YOUR TASK:
The records below are to be quoted in full; please keep every word exact.

THE INPUT:
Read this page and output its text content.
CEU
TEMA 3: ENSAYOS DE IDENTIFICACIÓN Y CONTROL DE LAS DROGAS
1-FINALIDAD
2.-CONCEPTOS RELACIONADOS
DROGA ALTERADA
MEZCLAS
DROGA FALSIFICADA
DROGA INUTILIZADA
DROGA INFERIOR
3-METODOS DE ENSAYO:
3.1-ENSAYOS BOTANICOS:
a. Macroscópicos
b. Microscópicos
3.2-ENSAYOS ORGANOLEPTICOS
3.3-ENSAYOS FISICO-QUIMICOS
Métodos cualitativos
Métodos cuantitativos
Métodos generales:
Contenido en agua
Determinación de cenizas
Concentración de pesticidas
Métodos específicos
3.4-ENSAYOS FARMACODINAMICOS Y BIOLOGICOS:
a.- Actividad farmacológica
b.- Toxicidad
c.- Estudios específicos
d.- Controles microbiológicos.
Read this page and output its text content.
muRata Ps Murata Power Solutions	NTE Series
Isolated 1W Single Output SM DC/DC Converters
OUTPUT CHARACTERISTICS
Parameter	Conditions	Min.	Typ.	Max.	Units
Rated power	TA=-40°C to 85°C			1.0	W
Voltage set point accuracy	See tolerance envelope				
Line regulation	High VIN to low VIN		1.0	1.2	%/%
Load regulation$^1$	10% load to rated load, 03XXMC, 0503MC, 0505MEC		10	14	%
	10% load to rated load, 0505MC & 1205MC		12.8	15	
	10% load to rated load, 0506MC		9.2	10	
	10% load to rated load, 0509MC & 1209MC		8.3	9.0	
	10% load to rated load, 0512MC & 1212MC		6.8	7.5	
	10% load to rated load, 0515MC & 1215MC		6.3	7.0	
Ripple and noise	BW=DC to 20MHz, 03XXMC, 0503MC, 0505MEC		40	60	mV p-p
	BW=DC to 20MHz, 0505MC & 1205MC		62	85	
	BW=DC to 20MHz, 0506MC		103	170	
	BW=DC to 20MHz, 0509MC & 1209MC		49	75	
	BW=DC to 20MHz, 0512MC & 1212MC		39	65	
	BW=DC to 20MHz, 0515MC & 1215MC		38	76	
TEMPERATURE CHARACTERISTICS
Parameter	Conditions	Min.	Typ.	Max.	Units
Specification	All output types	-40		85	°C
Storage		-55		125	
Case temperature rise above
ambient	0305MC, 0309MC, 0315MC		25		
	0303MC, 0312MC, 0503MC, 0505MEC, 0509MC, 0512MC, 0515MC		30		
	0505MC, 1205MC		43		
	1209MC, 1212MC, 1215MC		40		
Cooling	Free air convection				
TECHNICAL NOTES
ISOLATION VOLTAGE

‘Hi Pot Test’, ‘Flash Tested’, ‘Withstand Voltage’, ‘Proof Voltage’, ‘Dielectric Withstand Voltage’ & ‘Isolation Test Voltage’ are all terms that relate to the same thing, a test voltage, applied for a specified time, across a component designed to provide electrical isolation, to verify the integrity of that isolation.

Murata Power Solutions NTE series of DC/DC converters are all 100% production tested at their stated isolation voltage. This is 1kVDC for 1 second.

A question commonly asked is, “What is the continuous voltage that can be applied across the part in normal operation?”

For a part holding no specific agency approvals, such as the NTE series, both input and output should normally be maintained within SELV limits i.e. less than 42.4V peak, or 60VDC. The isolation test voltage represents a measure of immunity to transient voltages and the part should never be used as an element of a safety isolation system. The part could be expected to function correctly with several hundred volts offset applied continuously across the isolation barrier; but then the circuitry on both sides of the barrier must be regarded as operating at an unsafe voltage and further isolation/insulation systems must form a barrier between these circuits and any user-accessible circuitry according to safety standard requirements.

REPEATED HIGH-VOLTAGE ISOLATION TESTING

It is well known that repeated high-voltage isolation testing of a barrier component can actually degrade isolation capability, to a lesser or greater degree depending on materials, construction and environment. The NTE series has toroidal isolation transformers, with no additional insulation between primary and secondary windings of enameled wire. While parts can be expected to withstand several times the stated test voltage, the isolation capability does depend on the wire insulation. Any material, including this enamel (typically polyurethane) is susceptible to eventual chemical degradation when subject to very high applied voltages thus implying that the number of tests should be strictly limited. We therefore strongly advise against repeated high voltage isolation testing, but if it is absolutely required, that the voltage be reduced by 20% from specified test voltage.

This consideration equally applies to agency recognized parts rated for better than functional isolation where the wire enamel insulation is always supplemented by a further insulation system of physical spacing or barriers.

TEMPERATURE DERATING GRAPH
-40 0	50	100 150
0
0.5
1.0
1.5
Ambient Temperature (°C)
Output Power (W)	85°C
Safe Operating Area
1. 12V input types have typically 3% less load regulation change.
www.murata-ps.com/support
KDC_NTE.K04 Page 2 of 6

PROBLEM SOLUTION:
Read this page and output its text content.
CEU
TEMA 3: ENSAYOS DE IDENTIFICACIÓN Y CONTROL DE LAS DROGAS
1-FINALIDAD
2.-CONCEPTOS RELACIONADOS
DROGA ALTERADA
MEZCLAS
DROGA FALSIFICADA
DROGA INUTILIZADA
DROGA INFERIOR
3-METODOS DE ENSAYO:
3.1-ENSAYOS BOTANICOS:
a. Macroscópicos
b. Microscópicos
3.2-ENSAYOS ORGANOLEPTICOS
3.3-ENSAYOS FISICO-QUIMICOS
Métodos cualitativos
Métodos cuantitativos
Métodos generales:
Contenido en agua
Determinación de cenizas
Concentración de pesticidas
Métodos específicos
3.4-ENSAYOS FARMACODINAMICOS Y BIOLOGICOS:
a.- Actividad farmacológica
b.- Toxicidad
c.- Estudios específicos
d.- Controles microbiológicos.
Read this page and output its text content.
muRata Ps Murata Power Solutions	NTE Series
Isolated 1W Single Output SM DC/DC Converters
OUTPUT CHARACTERISTICS
Parameter	Conditions	Min.	Typ.	Max.	Units
Rated power	TA=-40°C to 85°C			1.0	W
Voltage set point accuracy	See tolerance envelope				
Line regulation	High VIN to low VIN		1.0	1.2	%/%
Load regulation$^1$	10% load to rated load, 03XXMC, 0503MC, 0505MEC		10	14	%
	10% load to rated load, 0505MC & 1205MC		12.8	15	
	10% load to rated load, 0506MC		9.2	10	
	10% load to rated load, 0509MC & 1209MC		8.3	9.0	
	10% load to rated load, 0512MC & 1212MC		6.8	7.5	
	10% load to rated load, 0515MC & 1215MC		6.3	7.0	
Ripple and noise	BW=DC to 20MHz, 03XXMC, 0503MC, 0505MEC		40	60	mV p-p
	BW=DC to 20MHz, 0505MC & 1205MC		62	85	
	BW=DC to 20MHz, 0506MC		103	170	
	BW=DC to 20MHz, 0509MC & 1209MC		49	75	
	BW=DC to 20MHz, 0512MC & 1212MC		39	65	
	BW=DC to 20MHz, 0515MC & 1215MC		38	76	
TEMPERATURE CHARACTERISTICS
Parameter	Conditions	Min.	Typ.	Max.	Units
Specification	All output types	-40		85	°C
Storage		-55		125	
Case temperature rise above
ambient	0305MC, 0309MC, 0315MC		25		
	0303MC, 0312MC, 0503MC, 0505MEC, 0509MC, 0512MC, 0515MC		30		
	0505MC, 1205MC		43		
	1209MC, 1212MC, 1215MC		40		
Cooling	Free air convection				
TECHNICAL NOTES
ISOLATION VOLTAGE

‘Hi Pot Test’, ‘Flash Tested’, ‘Withstand Voltage’, ‘Proof Voltage’, ‘Dielectric Withstand Voltage’ & ‘Isolation Test Voltage’ are all terms that relate to the same thing, a test voltage, applied for a specified time, across a component designed to provide electrical isolation, to verify the integrity of that isolation.

Murata Power Solutions NTE series of DC/DC converters are all 100% production tested at their stated isolation voltage. This is 1kVDC for 1 second.

A question commonly asked is, “What is the continuous voltage that can be applied across the part in normal operation?”

For a part holding no specific agency approvals, such as the NTE series, both input and output should normally be maintained within SELV limits i.e. less than 42.4V peak, or 60VDC. The isolation test voltage represents a measure of immunity to transient voltages and the part should never be used as an element of a safety isolation system. The part could be expected to function correctly with several hundred volts offset applied continuously across the isolation barrier; but then the circuitry on both sides of the barrier must be regarded as operating at an unsafe voltage and further isolation/insulation systems must form a barrier between these circuits and any user-accessible circuitry according to safety standard requirements.

REPEATED HIGH-VOLTAGE ISOLATION TESTING

It is well known that repeated high-voltage isolation testing of a barrier component can actually degrade isolation capability, to a lesser or greater degree depending on materials, construction and environment. The NTE series has toroidal isolation transformers, with no additional insulation between primary and secondary windings of enameled wire. While parts can be expected to withstand several times the stated test voltage, the isolation capability does depend on the wire insulation. Any material, including this enamel (typically polyurethane) is susceptible to eventual chemical degradation when subject to very high applied voltages thus implying that the number of tests should be strictly limited. We therefore strongly advise against repeated high voltage isolation testing, but if it is absolutely required, that the voltage be reduced by 20% from specified test voltage.

This consideration equally applies to agency recognized parts rated for better than functional isolation where the wire enamel insulation is always supplemented by a further insulation system of physical spacing or barriers.

TEMPERATURE DERATING GRAPH
-40 0	50	100 150
0
0.5
1.0
1.5
Ambient Temperature (°C)
Output Power (W)	85°C
Safe Operating Area
1. 12V input types have typically 3% less load regulation change.
www.murata-ps.com/support
KDC_NTE.K04 Page 2 of 6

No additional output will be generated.